- _Work to do_: How many lines in the records below hold the string "travels"? Please answer with the number and nothing more.

- _Dataset rows_:
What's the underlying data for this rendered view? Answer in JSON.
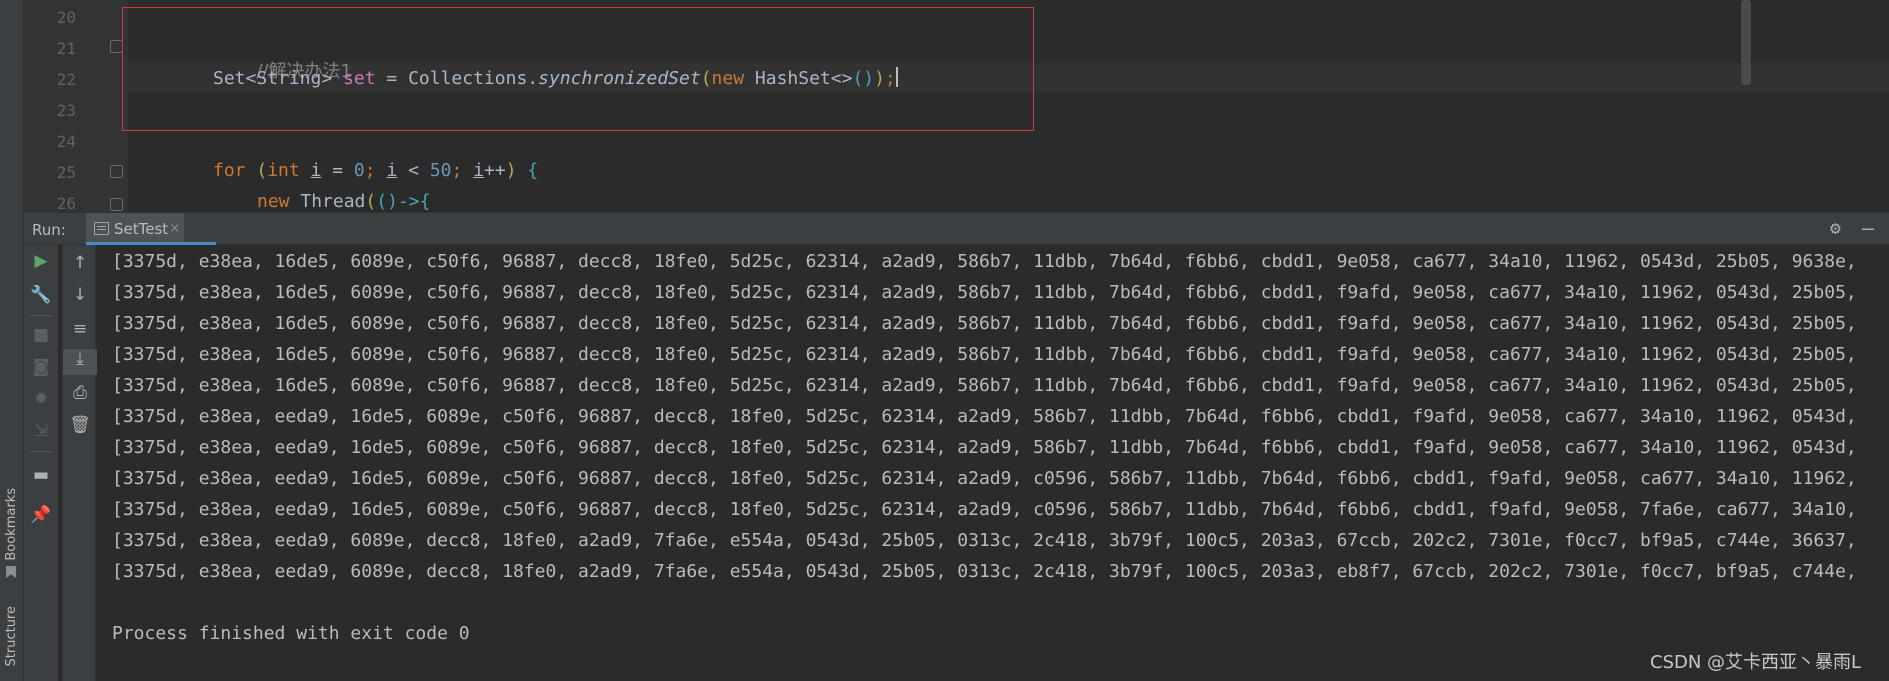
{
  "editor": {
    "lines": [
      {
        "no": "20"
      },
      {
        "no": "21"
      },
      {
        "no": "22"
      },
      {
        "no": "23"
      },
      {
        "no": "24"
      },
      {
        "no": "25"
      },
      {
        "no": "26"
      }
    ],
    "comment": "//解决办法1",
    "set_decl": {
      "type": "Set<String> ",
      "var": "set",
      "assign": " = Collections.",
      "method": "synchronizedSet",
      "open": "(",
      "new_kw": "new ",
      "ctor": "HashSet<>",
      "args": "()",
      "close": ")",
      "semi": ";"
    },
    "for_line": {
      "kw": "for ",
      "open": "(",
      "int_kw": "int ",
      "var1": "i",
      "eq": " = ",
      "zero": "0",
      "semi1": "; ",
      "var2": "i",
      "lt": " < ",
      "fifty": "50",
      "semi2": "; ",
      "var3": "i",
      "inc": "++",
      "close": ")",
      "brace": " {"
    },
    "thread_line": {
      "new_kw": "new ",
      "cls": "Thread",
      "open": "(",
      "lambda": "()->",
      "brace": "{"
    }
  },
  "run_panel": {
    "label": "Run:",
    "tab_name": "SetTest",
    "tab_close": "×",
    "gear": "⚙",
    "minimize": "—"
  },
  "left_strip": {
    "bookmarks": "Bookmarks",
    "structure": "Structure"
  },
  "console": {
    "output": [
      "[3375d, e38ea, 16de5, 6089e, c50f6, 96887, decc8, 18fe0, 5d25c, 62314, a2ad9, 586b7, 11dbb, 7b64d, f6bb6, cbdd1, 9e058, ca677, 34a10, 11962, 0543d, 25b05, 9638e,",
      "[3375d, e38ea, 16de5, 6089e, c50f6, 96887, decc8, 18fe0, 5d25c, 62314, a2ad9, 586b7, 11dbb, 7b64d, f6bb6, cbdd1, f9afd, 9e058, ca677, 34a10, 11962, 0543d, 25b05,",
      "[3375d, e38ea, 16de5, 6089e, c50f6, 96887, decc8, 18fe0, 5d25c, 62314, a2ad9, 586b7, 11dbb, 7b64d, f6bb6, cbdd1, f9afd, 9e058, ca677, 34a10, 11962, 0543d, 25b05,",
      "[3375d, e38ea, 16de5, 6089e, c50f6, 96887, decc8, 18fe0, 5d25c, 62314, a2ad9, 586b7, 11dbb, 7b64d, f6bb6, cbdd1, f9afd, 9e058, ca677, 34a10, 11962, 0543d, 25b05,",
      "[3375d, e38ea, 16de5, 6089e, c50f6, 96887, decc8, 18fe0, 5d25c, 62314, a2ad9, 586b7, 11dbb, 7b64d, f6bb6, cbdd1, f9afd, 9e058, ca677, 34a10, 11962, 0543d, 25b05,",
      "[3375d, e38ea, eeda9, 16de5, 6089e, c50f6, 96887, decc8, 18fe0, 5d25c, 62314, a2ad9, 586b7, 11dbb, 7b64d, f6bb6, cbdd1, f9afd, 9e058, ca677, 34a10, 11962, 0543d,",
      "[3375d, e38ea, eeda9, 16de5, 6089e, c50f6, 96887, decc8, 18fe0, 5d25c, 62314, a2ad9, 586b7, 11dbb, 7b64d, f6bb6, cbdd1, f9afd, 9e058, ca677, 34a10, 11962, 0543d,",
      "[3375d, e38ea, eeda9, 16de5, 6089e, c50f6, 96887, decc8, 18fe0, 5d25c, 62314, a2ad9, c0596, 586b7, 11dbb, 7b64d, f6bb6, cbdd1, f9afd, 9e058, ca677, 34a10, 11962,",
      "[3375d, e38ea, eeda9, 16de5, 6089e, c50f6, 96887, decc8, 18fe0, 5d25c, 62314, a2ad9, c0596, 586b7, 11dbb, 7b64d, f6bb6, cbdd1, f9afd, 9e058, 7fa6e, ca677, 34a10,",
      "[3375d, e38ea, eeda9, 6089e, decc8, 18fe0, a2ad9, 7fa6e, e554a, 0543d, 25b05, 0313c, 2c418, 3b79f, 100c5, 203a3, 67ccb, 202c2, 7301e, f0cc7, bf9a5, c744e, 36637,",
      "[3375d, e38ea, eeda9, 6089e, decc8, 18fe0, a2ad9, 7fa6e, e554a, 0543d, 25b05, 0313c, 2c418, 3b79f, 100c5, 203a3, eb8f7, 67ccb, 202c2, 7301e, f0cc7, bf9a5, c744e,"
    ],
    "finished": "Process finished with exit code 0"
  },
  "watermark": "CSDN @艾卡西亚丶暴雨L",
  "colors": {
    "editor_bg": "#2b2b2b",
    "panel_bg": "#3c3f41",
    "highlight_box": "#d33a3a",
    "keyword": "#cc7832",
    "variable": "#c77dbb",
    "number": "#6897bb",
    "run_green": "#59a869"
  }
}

* * *

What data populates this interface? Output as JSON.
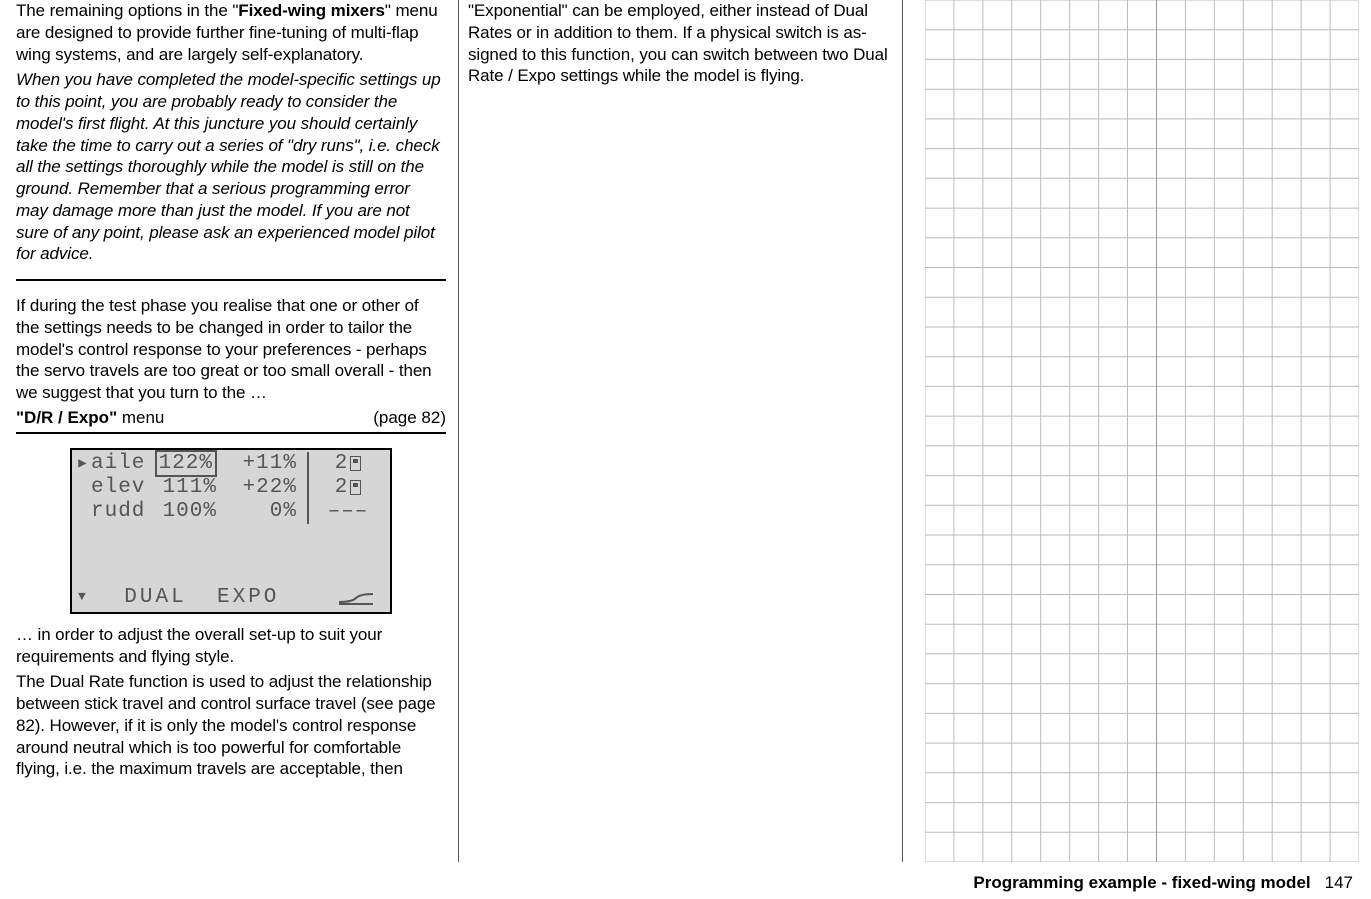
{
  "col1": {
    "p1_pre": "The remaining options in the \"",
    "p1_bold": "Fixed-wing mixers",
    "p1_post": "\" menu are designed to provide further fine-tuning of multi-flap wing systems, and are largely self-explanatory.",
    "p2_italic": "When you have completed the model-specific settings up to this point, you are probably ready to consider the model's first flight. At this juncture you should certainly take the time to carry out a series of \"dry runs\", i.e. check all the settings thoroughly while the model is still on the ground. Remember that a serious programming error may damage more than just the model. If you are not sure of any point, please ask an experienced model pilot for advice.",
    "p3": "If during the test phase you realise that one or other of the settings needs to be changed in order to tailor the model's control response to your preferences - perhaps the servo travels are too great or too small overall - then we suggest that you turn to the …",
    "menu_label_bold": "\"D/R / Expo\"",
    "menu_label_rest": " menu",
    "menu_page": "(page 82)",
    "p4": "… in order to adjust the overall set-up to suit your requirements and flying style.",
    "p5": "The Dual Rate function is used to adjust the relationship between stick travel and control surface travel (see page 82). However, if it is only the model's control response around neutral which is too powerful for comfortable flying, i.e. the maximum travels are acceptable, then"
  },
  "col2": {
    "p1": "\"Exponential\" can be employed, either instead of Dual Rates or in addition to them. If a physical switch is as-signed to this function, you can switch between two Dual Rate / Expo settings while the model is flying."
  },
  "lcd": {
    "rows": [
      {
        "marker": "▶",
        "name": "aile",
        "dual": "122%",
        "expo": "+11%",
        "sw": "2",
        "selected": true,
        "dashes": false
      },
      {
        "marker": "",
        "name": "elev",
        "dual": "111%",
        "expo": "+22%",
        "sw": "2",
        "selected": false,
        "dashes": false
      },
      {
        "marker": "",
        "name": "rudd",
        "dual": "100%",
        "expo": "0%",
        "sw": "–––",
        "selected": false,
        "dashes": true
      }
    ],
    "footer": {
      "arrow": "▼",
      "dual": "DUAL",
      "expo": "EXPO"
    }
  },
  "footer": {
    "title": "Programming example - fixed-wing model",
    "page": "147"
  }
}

- _Exercise output_: 2